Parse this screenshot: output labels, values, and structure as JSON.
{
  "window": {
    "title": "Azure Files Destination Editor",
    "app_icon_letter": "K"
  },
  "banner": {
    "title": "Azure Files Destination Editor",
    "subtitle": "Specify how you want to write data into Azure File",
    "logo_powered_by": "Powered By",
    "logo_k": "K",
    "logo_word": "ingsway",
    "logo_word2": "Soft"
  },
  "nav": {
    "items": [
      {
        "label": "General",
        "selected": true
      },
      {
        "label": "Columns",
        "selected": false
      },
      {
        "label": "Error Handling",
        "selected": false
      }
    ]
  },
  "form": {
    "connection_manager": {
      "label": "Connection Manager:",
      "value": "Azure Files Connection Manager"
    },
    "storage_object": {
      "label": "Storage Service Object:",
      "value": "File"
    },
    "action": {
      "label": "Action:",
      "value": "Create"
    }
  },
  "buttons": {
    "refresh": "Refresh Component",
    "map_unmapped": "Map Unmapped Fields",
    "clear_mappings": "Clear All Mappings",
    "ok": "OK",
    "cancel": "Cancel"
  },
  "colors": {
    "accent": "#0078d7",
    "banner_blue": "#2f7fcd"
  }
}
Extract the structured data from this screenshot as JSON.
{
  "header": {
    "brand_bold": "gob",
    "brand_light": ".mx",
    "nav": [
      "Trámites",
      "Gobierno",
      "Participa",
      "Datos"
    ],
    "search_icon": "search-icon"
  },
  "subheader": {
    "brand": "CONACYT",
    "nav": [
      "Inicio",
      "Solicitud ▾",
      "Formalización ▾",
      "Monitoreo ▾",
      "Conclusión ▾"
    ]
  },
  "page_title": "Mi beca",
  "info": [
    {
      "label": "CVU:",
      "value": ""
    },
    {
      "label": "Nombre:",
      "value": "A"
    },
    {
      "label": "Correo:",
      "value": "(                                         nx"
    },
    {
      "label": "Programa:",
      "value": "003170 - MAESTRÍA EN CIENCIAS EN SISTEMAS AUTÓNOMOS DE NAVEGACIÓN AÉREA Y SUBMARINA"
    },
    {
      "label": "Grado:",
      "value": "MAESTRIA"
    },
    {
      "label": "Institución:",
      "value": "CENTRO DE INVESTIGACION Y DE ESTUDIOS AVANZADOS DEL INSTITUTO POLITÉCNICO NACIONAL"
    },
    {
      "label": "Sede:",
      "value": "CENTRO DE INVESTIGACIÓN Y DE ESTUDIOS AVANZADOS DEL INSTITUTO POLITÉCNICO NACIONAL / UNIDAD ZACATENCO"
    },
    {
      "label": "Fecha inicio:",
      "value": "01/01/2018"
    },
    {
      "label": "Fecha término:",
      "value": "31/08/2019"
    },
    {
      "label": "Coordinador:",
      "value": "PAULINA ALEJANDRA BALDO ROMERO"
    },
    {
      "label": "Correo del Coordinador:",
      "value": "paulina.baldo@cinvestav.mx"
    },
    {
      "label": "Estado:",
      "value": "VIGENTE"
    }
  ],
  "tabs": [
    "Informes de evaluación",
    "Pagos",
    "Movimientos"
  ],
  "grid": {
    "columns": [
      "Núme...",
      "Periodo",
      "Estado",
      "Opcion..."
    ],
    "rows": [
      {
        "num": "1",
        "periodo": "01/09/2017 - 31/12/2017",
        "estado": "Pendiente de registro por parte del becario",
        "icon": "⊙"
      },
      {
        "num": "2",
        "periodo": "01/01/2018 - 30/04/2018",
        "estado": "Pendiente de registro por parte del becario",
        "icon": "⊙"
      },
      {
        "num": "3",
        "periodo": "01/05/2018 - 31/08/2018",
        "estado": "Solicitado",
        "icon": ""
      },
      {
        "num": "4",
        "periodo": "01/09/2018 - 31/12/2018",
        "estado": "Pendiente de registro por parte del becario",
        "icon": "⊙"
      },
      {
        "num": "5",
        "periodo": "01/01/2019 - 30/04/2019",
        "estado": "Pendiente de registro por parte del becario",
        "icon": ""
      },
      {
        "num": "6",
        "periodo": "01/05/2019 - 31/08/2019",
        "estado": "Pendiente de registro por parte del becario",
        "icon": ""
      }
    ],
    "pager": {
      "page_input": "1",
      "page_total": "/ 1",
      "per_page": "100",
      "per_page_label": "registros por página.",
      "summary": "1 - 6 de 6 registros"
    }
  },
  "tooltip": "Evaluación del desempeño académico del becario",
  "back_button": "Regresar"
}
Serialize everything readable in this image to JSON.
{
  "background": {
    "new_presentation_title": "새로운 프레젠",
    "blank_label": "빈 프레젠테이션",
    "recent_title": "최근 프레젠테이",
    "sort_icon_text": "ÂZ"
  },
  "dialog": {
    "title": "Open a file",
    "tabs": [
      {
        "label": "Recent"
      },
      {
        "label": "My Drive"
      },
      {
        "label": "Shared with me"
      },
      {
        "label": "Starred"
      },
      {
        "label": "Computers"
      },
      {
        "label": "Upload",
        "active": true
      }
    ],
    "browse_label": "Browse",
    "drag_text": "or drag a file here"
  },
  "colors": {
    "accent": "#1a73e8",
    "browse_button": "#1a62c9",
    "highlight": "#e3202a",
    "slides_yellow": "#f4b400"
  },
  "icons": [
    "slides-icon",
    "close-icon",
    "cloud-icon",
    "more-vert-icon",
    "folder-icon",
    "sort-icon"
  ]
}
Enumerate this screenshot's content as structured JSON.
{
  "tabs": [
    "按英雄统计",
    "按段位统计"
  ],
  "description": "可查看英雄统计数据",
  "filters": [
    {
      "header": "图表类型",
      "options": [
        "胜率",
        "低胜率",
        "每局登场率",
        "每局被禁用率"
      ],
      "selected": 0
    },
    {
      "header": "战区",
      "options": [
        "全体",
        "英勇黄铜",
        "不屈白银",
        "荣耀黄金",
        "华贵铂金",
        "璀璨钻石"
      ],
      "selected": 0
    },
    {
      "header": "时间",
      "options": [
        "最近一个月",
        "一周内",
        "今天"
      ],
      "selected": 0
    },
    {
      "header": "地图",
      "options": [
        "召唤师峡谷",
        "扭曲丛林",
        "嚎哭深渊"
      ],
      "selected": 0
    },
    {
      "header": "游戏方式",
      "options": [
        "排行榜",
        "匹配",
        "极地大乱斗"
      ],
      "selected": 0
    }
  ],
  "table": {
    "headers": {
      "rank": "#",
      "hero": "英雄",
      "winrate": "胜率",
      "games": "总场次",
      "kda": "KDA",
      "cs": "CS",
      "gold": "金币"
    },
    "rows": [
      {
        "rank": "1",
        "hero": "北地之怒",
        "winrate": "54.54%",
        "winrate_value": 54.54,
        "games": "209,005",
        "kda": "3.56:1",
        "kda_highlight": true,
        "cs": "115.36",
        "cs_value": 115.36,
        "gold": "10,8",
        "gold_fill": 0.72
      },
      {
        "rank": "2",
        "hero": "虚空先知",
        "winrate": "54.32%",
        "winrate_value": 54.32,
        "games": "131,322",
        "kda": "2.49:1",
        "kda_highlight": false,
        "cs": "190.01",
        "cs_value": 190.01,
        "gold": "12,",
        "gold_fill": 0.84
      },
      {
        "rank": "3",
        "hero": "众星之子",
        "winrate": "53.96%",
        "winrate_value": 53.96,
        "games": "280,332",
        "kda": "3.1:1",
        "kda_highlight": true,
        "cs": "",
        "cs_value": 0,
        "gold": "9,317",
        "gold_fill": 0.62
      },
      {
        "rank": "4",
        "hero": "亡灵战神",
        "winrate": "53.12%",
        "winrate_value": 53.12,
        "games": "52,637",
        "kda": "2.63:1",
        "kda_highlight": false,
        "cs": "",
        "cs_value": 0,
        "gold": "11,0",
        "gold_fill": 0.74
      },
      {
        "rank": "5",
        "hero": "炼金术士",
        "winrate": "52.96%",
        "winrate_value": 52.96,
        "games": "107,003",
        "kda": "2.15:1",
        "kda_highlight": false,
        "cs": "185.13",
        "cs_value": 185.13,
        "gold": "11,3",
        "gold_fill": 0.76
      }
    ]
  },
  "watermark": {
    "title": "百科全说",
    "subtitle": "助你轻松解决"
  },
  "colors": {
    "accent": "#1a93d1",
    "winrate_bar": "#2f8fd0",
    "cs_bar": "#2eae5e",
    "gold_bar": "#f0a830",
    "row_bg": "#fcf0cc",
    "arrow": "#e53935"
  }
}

REQUIRED TASK: Determine how many lines of the listing hold the word "ESTUDIOS" and reply with that figure alone.

TASK SOLUTION: 2